## Given task
Please retype the data in full and exactly; the pictures are not part of the copy.

## Listing

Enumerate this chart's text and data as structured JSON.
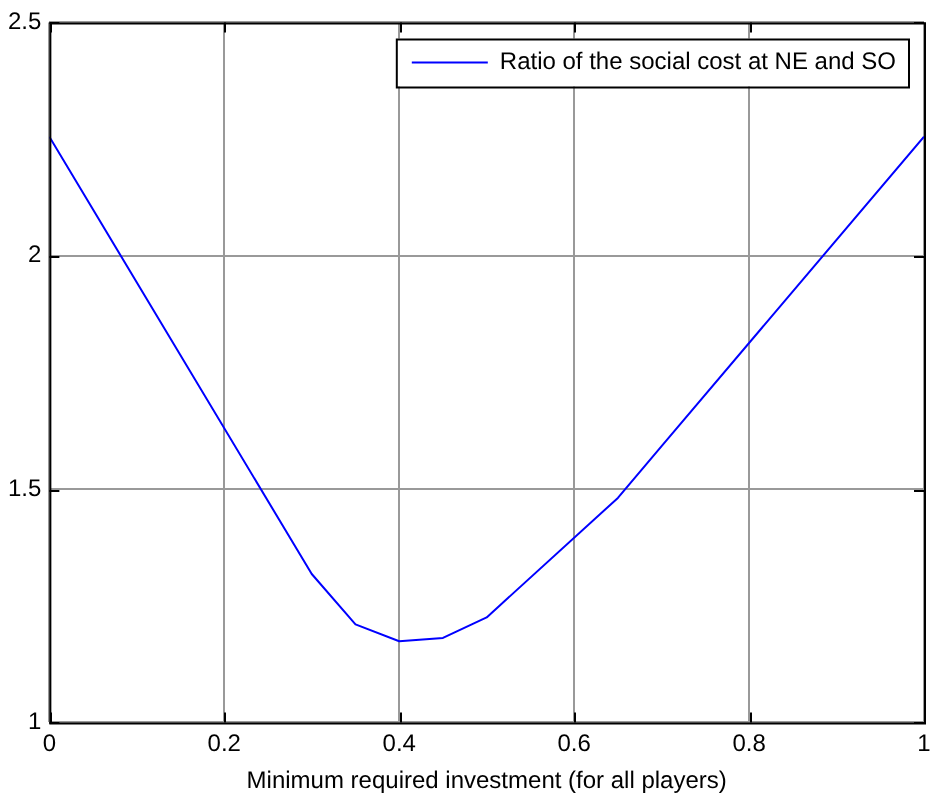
{
  "chart_data": {
    "type": "line",
    "xlabel": "Minimum required investment (for all players)",
    "x": [
      0,
      0.3,
      0.35,
      0.4,
      0.45,
      0.5,
      0.65,
      0.7,
      1
    ],
    "series": [
      {
        "name": "Ratio of the social cost at NE and SO",
        "color": "#0000ff",
        "values": [
          2.255,
          1.318,
          1.21,
          1.174,
          1.181,
          1.225,
          1.481,
          1.592,
          2.255
        ]
      }
    ],
    "xlim": [
      0,
      1
    ],
    "xticks": [
      0,
      0.2,
      0.4,
      0.6,
      0.8,
      1
    ],
    "ylim": [
      1,
      2.5
    ],
    "yticks": [
      1,
      1.5,
      2,
      2.5
    ],
    "grid": true,
    "legend": "top right",
    "marker": "none",
    "line_style": "solid"
  }
}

## Full solution
Enumerate this chart's text and data as structured JSON.
{
  "chart_data": {
    "type": "line",
    "xlabel": "Minimum required investment (for all players)",
    "x": [
      0,
      0.3,
      0.35,
      0.4,
      0.45,
      0.5,
      0.65,
      0.7,
      1
    ],
    "series": [
      {
        "name": "Ratio of the social cost at NE and SO",
        "color": "#0000ff",
        "values": [
          2.255,
          1.318,
          1.21,
          1.174,
          1.181,
          1.225,
          1.481,
          1.592,
          2.255
        ]
      }
    ],
    "xlim": [
      0,
      1
    ],
    "xticks": [
      0,
      0.2,
      0.4,
      0.6,
      0.8,
      1
    ],
    "ylim": [
      1,
      2.5
    ],
    "yticks": [
      1,
      1.5,
      2,
      2.5
    ],
    "grid": true,
    "legend": "top right",
    "marker": "none",
    "line_style": "solid"
  }
}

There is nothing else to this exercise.